- Task goal: Copy out all the lines where "been" shows up.

- Data listing:
⁂
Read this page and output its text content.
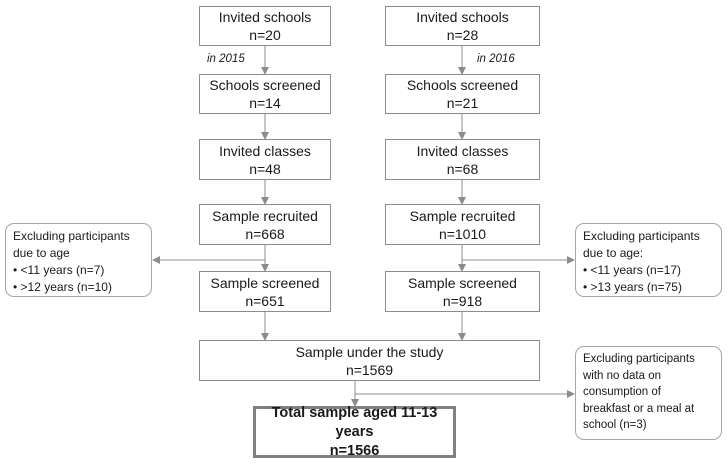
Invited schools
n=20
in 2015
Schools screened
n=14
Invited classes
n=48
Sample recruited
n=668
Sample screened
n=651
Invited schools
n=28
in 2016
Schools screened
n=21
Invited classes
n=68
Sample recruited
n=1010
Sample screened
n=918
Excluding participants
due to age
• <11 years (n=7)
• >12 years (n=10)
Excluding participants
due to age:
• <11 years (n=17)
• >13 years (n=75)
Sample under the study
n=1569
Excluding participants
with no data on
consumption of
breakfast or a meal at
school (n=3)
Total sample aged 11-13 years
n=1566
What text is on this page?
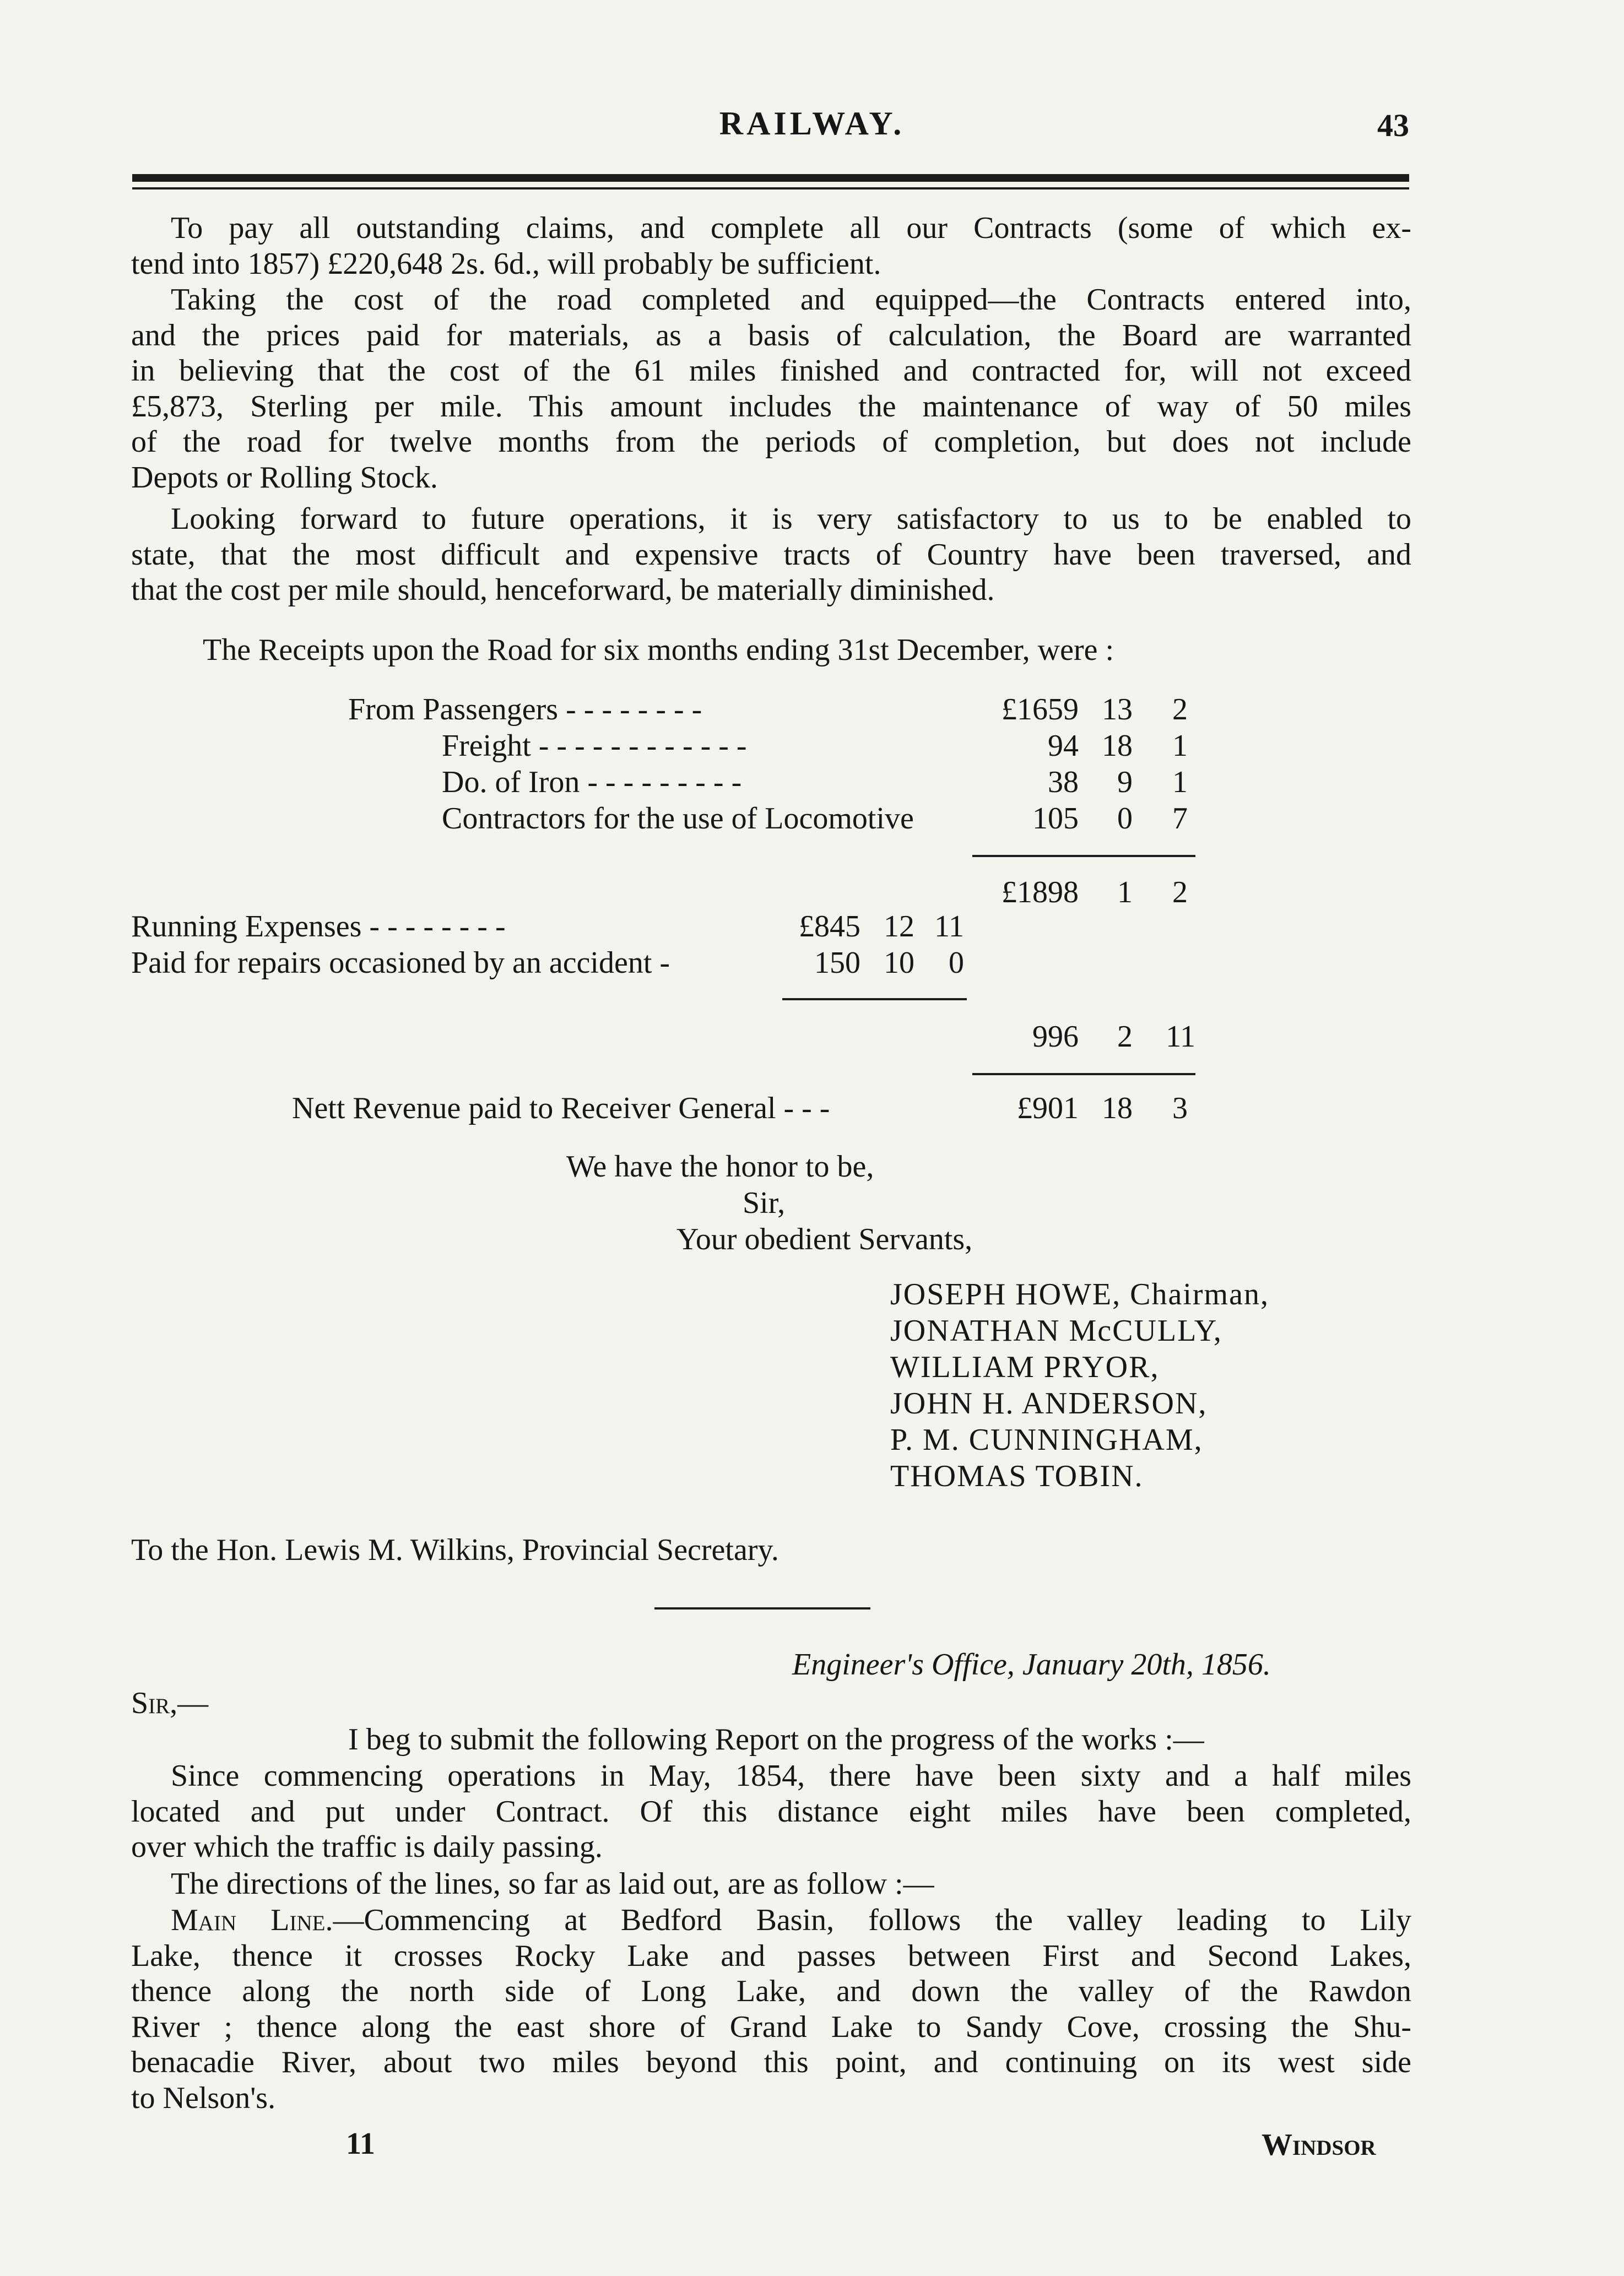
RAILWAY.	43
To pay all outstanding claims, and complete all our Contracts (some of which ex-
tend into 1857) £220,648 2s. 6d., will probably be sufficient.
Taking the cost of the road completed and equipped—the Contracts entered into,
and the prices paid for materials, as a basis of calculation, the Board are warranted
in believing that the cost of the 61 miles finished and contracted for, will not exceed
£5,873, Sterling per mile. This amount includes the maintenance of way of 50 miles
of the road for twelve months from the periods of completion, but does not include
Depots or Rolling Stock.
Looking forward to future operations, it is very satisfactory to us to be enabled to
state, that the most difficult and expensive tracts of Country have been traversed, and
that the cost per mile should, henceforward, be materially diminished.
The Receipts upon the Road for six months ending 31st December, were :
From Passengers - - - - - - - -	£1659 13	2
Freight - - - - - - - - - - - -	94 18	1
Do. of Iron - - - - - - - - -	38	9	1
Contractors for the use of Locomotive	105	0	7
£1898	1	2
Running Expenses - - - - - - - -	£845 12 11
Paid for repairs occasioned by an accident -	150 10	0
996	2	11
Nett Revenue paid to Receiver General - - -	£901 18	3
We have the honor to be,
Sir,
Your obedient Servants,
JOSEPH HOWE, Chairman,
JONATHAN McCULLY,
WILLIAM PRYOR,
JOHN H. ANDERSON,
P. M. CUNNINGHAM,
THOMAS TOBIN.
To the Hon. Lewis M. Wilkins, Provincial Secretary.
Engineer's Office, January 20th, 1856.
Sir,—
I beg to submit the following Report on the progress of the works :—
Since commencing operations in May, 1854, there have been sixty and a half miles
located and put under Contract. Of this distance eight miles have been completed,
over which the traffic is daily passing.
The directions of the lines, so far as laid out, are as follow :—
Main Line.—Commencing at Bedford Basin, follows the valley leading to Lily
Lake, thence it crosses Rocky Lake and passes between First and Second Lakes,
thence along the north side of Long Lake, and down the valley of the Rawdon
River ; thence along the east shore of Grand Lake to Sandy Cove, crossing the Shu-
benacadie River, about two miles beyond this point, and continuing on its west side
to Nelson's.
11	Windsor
⁂
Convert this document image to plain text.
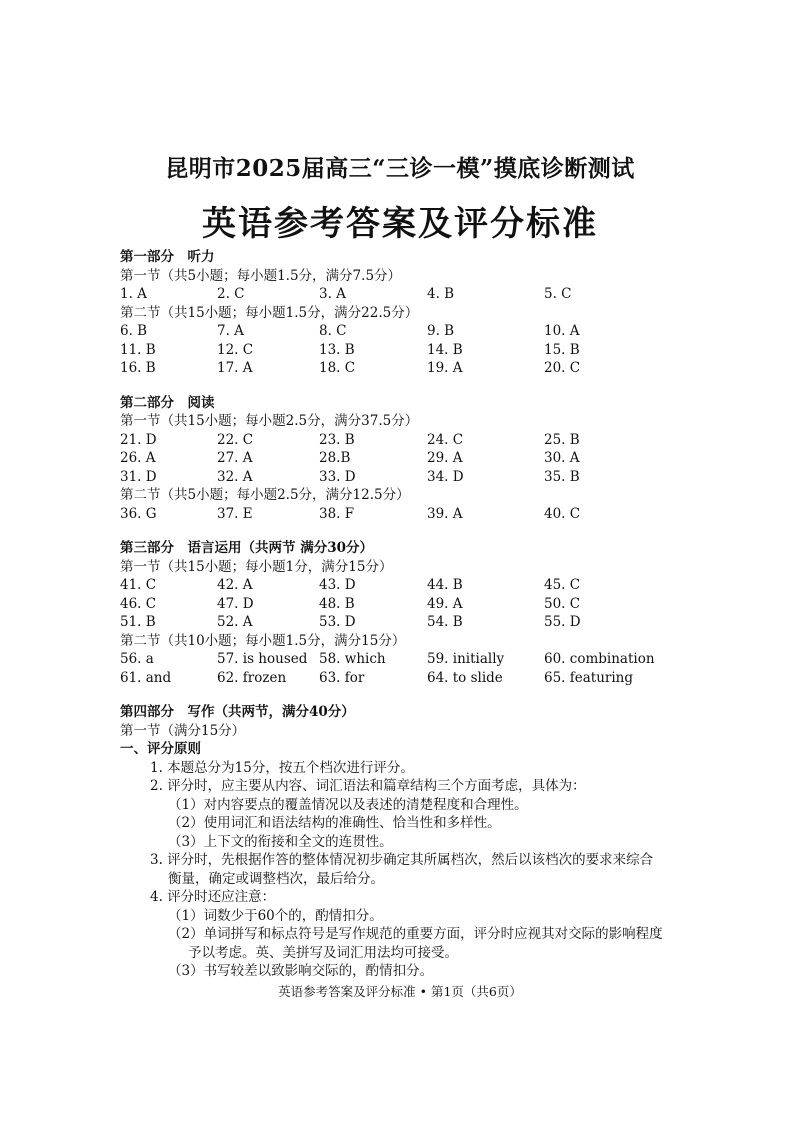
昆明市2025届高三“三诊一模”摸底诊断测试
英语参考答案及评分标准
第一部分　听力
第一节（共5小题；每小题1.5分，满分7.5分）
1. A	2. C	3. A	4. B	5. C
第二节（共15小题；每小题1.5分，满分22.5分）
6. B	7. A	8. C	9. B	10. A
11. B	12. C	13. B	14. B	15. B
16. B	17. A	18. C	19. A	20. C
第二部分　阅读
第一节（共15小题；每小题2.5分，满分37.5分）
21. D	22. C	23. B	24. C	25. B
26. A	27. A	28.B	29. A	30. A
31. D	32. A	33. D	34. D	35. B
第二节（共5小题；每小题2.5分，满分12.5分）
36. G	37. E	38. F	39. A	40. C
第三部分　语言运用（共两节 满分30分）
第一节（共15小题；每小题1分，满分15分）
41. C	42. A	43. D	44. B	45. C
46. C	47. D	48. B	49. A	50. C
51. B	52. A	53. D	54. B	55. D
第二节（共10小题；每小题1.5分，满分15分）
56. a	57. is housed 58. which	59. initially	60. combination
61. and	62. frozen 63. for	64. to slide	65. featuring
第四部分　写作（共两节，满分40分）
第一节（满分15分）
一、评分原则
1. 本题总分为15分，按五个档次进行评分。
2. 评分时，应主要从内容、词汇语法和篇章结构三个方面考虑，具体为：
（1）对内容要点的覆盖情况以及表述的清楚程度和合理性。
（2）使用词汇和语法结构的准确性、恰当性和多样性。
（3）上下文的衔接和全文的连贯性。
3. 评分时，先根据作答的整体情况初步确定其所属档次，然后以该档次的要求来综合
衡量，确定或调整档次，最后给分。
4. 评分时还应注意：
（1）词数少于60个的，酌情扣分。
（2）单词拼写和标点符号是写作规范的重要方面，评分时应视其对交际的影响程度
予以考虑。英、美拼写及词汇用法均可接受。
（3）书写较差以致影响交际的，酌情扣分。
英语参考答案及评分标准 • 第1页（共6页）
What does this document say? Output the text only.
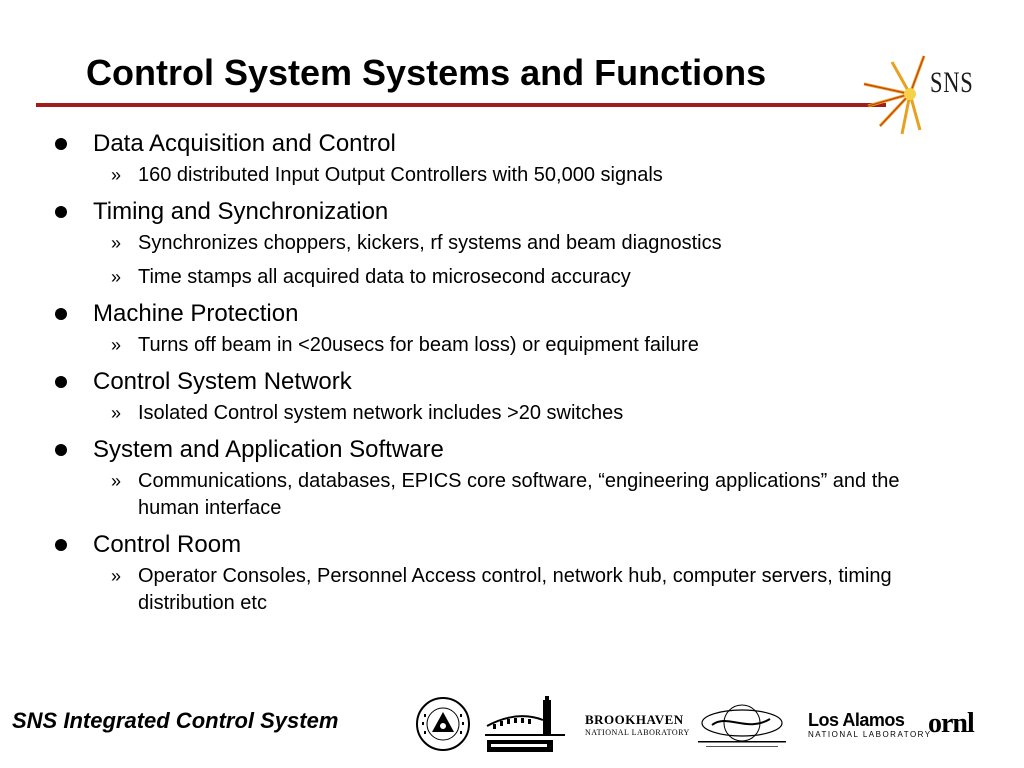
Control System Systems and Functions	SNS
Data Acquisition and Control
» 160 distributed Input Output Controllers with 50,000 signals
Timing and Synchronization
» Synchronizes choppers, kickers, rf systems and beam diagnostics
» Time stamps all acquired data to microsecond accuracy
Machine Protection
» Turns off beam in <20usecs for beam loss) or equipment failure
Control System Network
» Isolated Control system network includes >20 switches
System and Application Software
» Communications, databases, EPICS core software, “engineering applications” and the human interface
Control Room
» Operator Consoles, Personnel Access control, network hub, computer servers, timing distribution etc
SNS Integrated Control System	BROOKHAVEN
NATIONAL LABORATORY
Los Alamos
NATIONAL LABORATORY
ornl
⁂
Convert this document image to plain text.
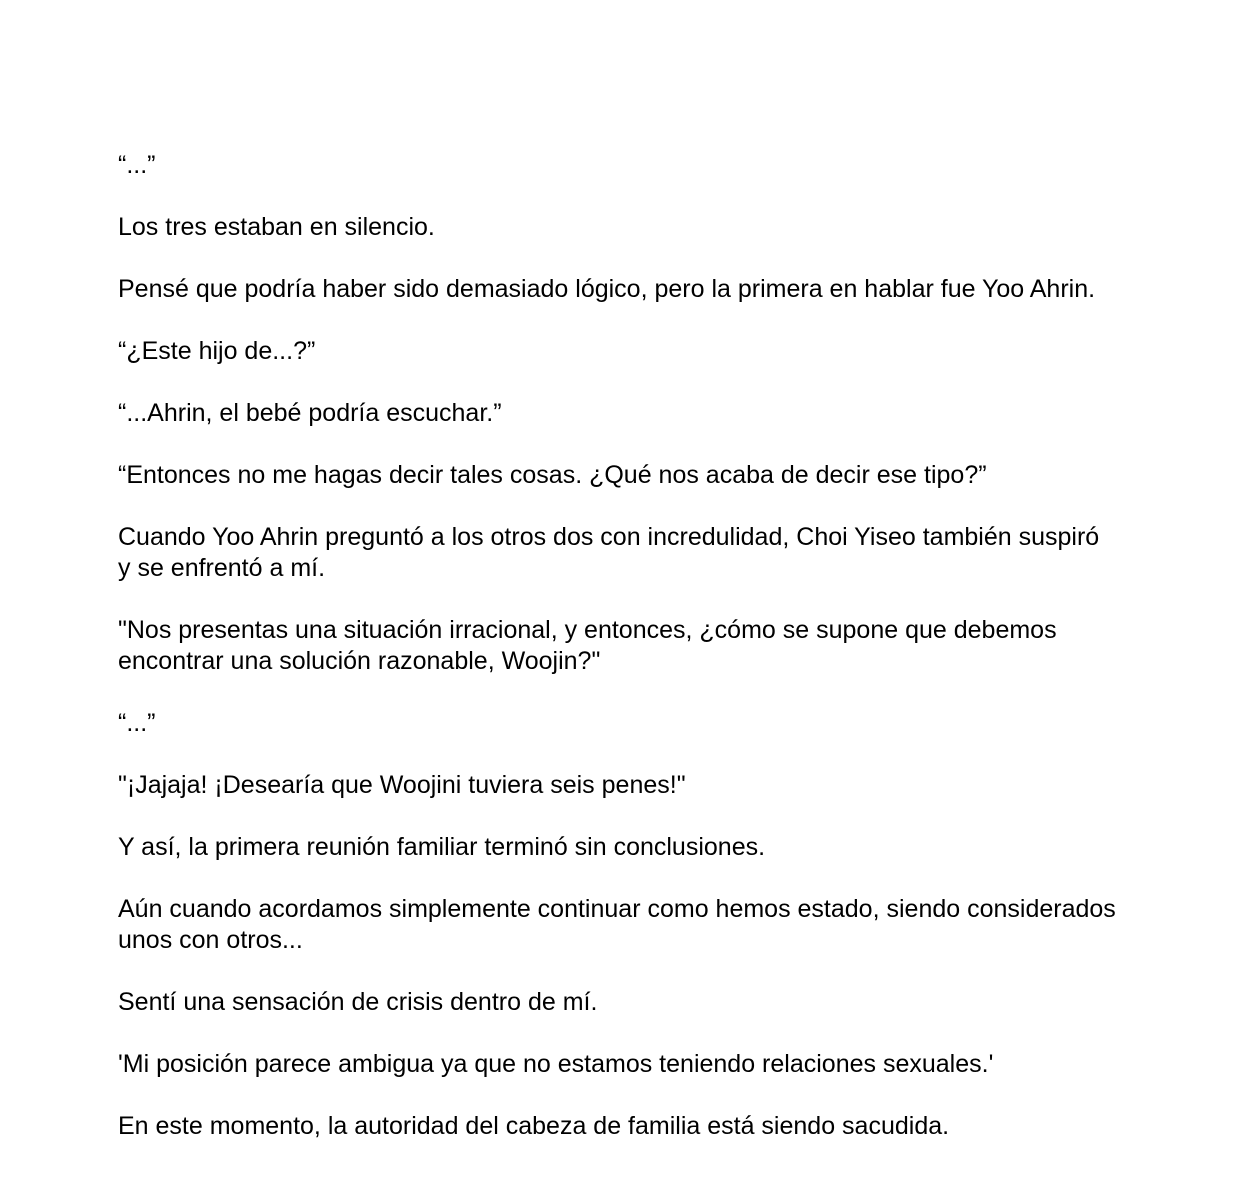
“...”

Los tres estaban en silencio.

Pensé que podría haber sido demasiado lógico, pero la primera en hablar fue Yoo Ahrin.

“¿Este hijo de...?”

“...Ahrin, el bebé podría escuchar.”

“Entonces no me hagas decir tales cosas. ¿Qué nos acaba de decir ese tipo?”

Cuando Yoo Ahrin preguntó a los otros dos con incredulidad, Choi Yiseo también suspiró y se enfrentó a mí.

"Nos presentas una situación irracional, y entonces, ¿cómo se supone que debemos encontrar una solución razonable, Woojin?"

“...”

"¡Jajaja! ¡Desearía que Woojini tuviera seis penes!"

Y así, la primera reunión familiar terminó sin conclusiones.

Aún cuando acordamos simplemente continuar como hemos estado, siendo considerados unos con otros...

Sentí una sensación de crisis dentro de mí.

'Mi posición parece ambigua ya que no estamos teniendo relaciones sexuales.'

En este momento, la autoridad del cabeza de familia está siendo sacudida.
⁂
- Completed exercise:
state, that the most difficult and expensive tracts of Country have been traversed, and
Since commencing operations in May, 1854, there have been sixty and a half miles
located and put under Contract. Of this distance eight miles have been completed,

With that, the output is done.